— start RECORD EXTRACTS —

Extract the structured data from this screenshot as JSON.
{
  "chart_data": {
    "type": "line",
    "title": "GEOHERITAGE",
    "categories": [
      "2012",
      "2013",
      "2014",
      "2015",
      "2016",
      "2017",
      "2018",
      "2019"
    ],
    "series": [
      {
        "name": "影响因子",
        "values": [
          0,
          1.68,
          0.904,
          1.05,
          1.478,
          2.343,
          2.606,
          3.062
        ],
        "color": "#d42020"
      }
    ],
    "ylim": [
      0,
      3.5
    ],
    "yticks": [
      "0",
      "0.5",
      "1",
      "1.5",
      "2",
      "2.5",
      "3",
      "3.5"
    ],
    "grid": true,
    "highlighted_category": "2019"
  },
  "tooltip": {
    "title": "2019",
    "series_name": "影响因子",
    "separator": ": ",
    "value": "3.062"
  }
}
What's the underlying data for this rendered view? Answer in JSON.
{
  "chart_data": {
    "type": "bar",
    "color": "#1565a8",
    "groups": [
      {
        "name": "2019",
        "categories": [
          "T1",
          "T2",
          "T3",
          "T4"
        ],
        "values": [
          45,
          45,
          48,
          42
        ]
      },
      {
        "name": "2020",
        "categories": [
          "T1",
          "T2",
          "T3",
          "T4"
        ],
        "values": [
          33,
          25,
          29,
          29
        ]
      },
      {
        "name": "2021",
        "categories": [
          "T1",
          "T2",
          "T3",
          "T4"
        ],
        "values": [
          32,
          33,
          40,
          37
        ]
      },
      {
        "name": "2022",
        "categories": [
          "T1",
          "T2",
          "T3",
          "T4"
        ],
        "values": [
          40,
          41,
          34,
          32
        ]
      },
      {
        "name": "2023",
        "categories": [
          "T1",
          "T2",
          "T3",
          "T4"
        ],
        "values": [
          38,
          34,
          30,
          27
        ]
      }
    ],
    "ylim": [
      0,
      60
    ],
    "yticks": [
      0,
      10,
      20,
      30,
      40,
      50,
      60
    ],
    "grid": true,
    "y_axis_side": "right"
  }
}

— end RECORD EXTRACTS —

#### [GIVEN PROBLEM]
Exactly reproduce the lines beginning with the one that contains "What's the underlying" and ending with the last line of the material, both included. Leave out everything else.

#### [WRITTEN RESPONSE]
What's the underlying data for this rendered view? Answer in JSON.
{
  "chart_data": {
    "type": "bar",
    "color": "#1565a8",
    "groups": [
      {
        "name": "2019",
        "categories": [
          "T1",
          "T2",
          "T3",
          "T4"
        ],
        "values": [
          45,
          45,
          48,
          42
        ]
      },
      {
        "name": "2020",
        "categories": [
          "T1",
          "T2",
          "T3",
          "T4"
        ],
        "values": [
          33,
          25,
          29,
          29
        ]
      },
      {
        "name": "2021",
        "categories": [
          "T1",
          "T2",
          "T3",
          "T4"
        ],
        "values": [
          32,
          33,
          40,
          37
        ]
      },
      {
        "name": "2022",
        "categories": [
          "T1",
          "T2",
          "T3",
          "T4"
        ],
        "values": [
          40,
          41,
          34,
          32
        ]
      },
      {
        "name": "2023",
        "categories": [
          "T1",
          "T2",
          "T3",
          "T4"
        ],
        "values": [
          38,
          34,
          30,
          27
        ]
      }
    ],
    "ylim": [
      0,
      60
    ],
    "yticks": [
      0,
      10,
      20,
      30,
      40,
      50,
      60
    ],
    "grid": true,
    "y_axis_side": "right"
  }
}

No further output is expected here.